§ Set problem
Copy nothing but the text: reproduce each line of the listing exactly and leave the pictures out.

------------------------------

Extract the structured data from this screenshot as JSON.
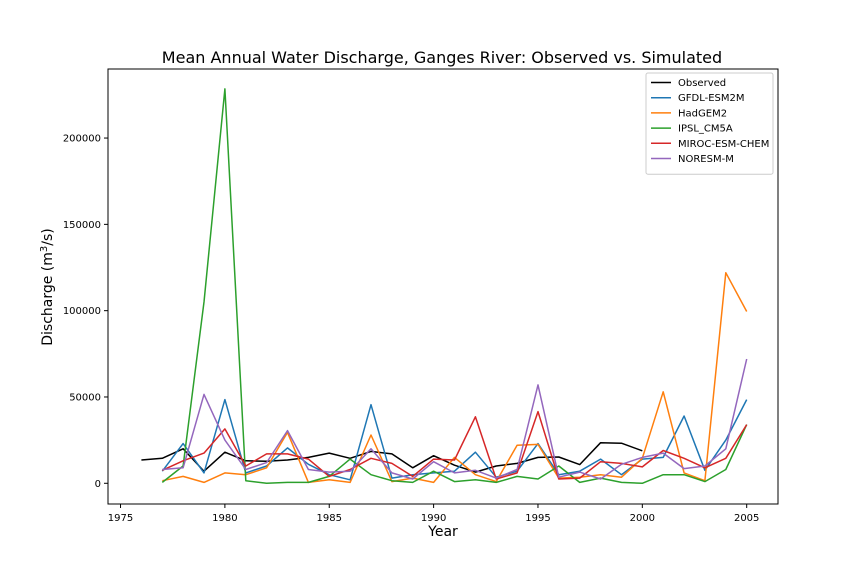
{
  "chart_data": {
    "type": "line",
    "title": "Mean Annual Water Discharge, Ganges River: Observed vs. Simulated",
    "xlabel": "Year",
    "ylabel_main": "Discharge (m",
    "ylabel_sup": "3",
    "ylabel_tail": "/s)",
    "xlim": [
      1974.4,
      2006.5
    ],
    "ylim": [
      -12000,
      240000
    ],
    "xticks": [
      1975,
      1980,
      1985,
      1990,
      1995,
      2000,
      2005
    ],
    "yticks": [
      0,
      50000,
      100000,
      150000,
      200000
    ],
    "legend_position": "top-right",
    "series": [
      {
        "name": "Observed",
        "color": "#000000",
        "x": [
          1976,
          1977,
          1978,
          1979,
          1980,
          1981,
          1982,
          1983,
          1984,
          1985,
          1986,
          1987,
          1988,
          1989,
          1990,
          1991,
          1992,
          1993,
          1994,
          1995,
          1996,
          1997,
          1998,
          1999,
          2000
        ],
        "y": [
          13500,
          14500,
          20000,
          7000,
          18000,
          13000,
          12800,
          13500,
          15000,
          17500,
          14500,
          18500,
          17000,
          9000,
          16000,
          10500,
          6500,
          10000,
          11500,
          15000,
          15200,
          10800,
          23500,
          23200,
          18800
        ]
      },
      {
        "name": "GFDL-ESM2M",
        "color": "#1f77b4",
        "x": [
          1977,
          1978,
          1979,
          1980,
          1981,
          1982,
          1983,
          1984,
          1985,
          1986,
          1987,
          1988,
          1989,
          1990,
          1991,
          1992,
          1993,
          1994,
          1995,
          1996,
          1997,
          1998,
          1999,
          2000,
          2001,
          2002,
          2003,
          2004,
          2005
        ],
        "y": [
          7000,
          23000,
          6000,
          48500,
          6000,
          10000,
          20500,
          11000,
          5000,
          2000,
          45500,
          3000,
          5000,
          6000,
          7000,
          18000,
          3500,
          7000,
          23000,
          5000,
          7000,
          14000,
          5000,
          14000,
          15000,
          39000,
          7500,
          25000,
          48500
        ]
      },
      {
        "name": "HadGEM2",
        "color": "#ff7f0e",
        "x": [
          1977,
          1978,
          1979,
          1980,
          1981,
          1982,
          1983,
          1984,
          1985,
          1986,
          1987,
          1988,
          1989,
          1990,
          1991,
          1992,
          1993,
          1994,
          1995,
          1996,
          1997,
          1998,
          1999,
          2000,
          2001,
          2002,
          2003,
          2004,
          2005
        ],
        "y": [
          1500,
          4000,
          500,
          6000,
          5000,
          9000,
          29500,
          500,
          2000,
          500,
          28000,
          1000,
          3000,
          500,
          15000,
          5000,
          1000,
          22000,
          22500,
          3000,
          3500,
          5000,
          3500,
          14500,
          53000,
          6000,
          1500,
          122000,
          99500
        ]
      },
      {
        "name": "IPSL_CM5A",
        "color": "#2ca02c",
        "x": [
          1977,
          1978,
          1979,
          1980,
          1981,
          1982,
          1983,
          1984,
          1985,
          1986,
          1987,
          1988,
          1989,
          1990,
          1991,
          1992,
          1993,
          1994,
          1995,
          1996,
          1997,
          1998,
          1999,
          2000,
          2001,
          2002,
          2003,
          2004,
          2005
        ],
        "y": [
          500,
          10000,
          105000,
          228500,
          1500,
          0,
          500,
          500,
          4000,
          14000,
          5000,
          1500,
          500,
          7000,
          1000,
          2000,
          500,
          4000,
          2500,
          10000,
          500,
          3000,
          500,
          0,
          5000,
          5000,
          1000,
          8000,
          34000
        ]
      },
      {
        "name": "MIROC-ESM-CHEM",
        "color": "#d62728",
        "x": [
          1977,
          1978,
          1979,
          1980,
          1981,
          1982,
          1983,
          1984,
          1985,
          1986,
          1987,
          1988,
          1989,
          1990,
          1991,
          1992,
          1993,
          1994,
          1995,
          1996,
          1997,
          1998,
          1999,
          2000,
          2001,
          2002,
          2003,
          2004,
          2005
        ],
        "y": [
          7500,
          13000,
          17500,
          31500,
          10000,
          17000,
          17000,
          14000,
          4000,
          8000,
          14500,
          11500,
          4000,
          14000,
          13500,
          38500,
          2500,
          6000,
          41500,
          2500,
          3000,
          12500,
          11500,
          9500,
          19000,
          14500,
          9000,
          14500,
          34000
        ]
      },
      {
        "name": "NORESM-M",
        "color": "#9467bd",
        "x": [
          1977,
          1978,
          1979,
          1980,
          1981,
          1982,
          1983,
          1984,
          1985,
          1986,
          1987,
          1988,
          1989,
          1990,
          1991,
          1992,
          1993,
          1994,
          1995,
          1996,
          1997,
          1998,
          1999,
          2000,
          2001,
          2002,
          2003,
          2004,
          2005
        ],
        "y": [
          8000,
          9000,
          51500,
          25000,
          8000,
          12000,
          30500,
          8000,
          6500,
          7000,
          20000,
          6000,
          2500,
          12500,
          6000,
          7500,
          3000,
          8000,
          57000,
          3500,
          6500,
          2500,
          11000,
          15000,
          17500,
          8500,
          10000,
          20000,
          72000
        ]
      }
    ]
  }
}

------------------------------

§ Exercise result
Extract the structured data from this screenshot as JSON.
{
  "chart_data": {
    "type": "line",
    "title": "Mean Annual Water Discharge, Ganges River: Observed vs. Simulated",
    "xlabel": "Year",
    "ylabel_main": "Discharge (m",
    "ylabel_sup": "3",
    "ylabel_tail": "/s)",
    "xlim": [
      1974.4,
      2006.5
    ],
    "ylim": [
      -12000,
      240000
    ],
    "xticks": [
      1975,
      1980,
      1985,
      1990,
      1995,
      2000,
      2005
    ],
    "yticks": [
      0,
      50000,
      100000,
      150000,
      200000
    ],
    "legend_position": "top-right",
    "series": [
      {
        "name": "Observed",
        "color": "#000000",
        "x": [
          1976,
          1977,
          1978,
          1979,
          1980,
          1981,
          1982,
          1983,
          1984,
          1985,
          1986,
          1987,
          1988,
          1989,
          1990,
          1991,
          1992,
          1993,
          1994,
          1995,
          1996,
          1997,
          1998,
          1999,
          2000
        ],
        "y": [
          13500,
          14500,
          20000,
          7000,
          18000,
          13000,
          12800,
          13500,
          15000,
          17500,
          14500,
          18500,
          17000,
          9000,
          16000,
          10500,
          6500,
          10000,
          11500,
          15000,
          15200,
          10800,
          23500,
          23200,
          18800
        ]
      },
      {
        "name": "GFDL-ESM2M",
        "color": "#1f77b4",
        "x": [
          1977,
          1978,
          1979,
          1980,
          1981,
          1982,
          1983,
          1984,
          1985,
          1986,
          1987,
          1988,
          1989,
          1990,
          1991,
          1992,
          1993,
          1994,
          1995,
          1996,
          1997,
          1998,
          1999,
          2000,
          2001,
          2002,
          2003,
          2004,
          2005
        ],
        "y": [
          7000,
          23000,
          6000,
          48500,
          6000,
          10000,
          20500,
          11000,
          5000,
          2000,
          45500,
          3000,
          5000,
          6000,
          7000,
          18000,
          3500,
          7000,
          23000,
          5000,
          7000,
          14000,
          5000,
          14000,
          15000,
          39000,
          7500,
          25000,
          48500
        ]
      },
      {
        "name": "HadGEM2",
        "color": "#ff7f0e",
        "x": [
          1977,
          1978,
          1979,
          1980,
          1981,
          1982,
          1983,
          1984,
          1985,
          1986,
          1987,
          1988,
          1989,
          1990,
          1991,
          1992,
          1993,
          1994,
          1995,
          1996,
          1997,
          1998,
          1999,
          2000,
          2001,
          2002,
          2003,
          2004,
          2005
        ],
        "y": [
          1500,
          4000,
          500,
          6000,
          5000,
          9000,
          29500,
          500,
          2000,
          500,
          28000,
          1000,
          3000,
          500,
          15000,
          5000,
          1000,
          22000,
          22500,
          3000,
          3500,
          5000,
          3500,
          14500,
          53000,
          6000,
          1500,
          122000,
          99500
        ]
      },
      {
        "name": "IPSL_CM5A",
        "color": "#2ca02c",
        "x": [
          1977,
          1978,
          1979,
          1980,
          1981,
          1982,
          1983,
          1984,
          1985,
          1986,
          1987,
          1988,
          1989,
          1990,
          1991,
          1992,
          1993,
          1994,
          1995,
          1996,
          1997,
          1998,
          1999,
          2000,
          2001,
          2002,
          2003,
          2004,
          2005
        ],
        "y": [
          500,
          10000,
          105000,
          228500,
          1500,
          0,
          500,
          500,
          4000,
          14000,
          5000,
          1500,
          500,
          7000,
          1000,
          2000,
          500,
          4000,
          2500,
          10000,
          500,
          3000,
          500,
          0,
          5000,
          5000,
          1000,
          8000,
          34000
        ]
      },
      {
        "name": "MIROC-ESM-CHEM",
        "color": "#d62728",
        "x": [
          1977,
          1978,
          1979,
          1980,
          1981,
          1982,
          1983,
          1984,
          1985,
          1986,
          1987,
          1988,
          1989,
          1990,
          1991,
          1992,
          1993,
          1994,
          1995,
          1996,
          1997,
          1998,
          1999,
          2000,
          2001,
          2002,
          2003,
          2004,
          2005
        ],
        "y": [
          7500,
          13000,
          17500,
          31500,
          10000,
          17000,
          17000,
          14000,
          4000,
          8000,
          14500,
          11500,
          4000,
          14000,
          13500,
          38500,
          2500,
          6000,
          41500,
          2500,
          3000,
          12500,
          11500,
          9500,
          19000,
          14500,
          9000,
          14500,
          34000
        ]
      },
      {
        "name": "NORESM-M",
        "color": "#9467bd",
        "x": [
          1977,
          1978,
          1979,
          1980,
          1981,
          1982,
          1983,
          1984,
          1985,
          1986,
          1987,
          1988,
          1989,
          1990,
          1991,
          1992,
          1993,
          1994,
          1995,
          1996,
          1997,
          1998,
          1999,
          2000,
          2001,
          2002,
          2003,
          2004,
          2005
        ],
        "y": [
          8000,
          9000,
          51500,
          25000,
          8000,
          12000,
          30500,
          8000,
          6500,
          7000,
          20000,
          6000,
          2500,
          12500,
          6000,
          7500,
          3000,
          8000,
          57000,
          3500,
          6500,
          2500,
          11000,
          15000,
          17500,
          8500,
          10000,
          20000,
          72000
        ]
      }
    ]
  }
}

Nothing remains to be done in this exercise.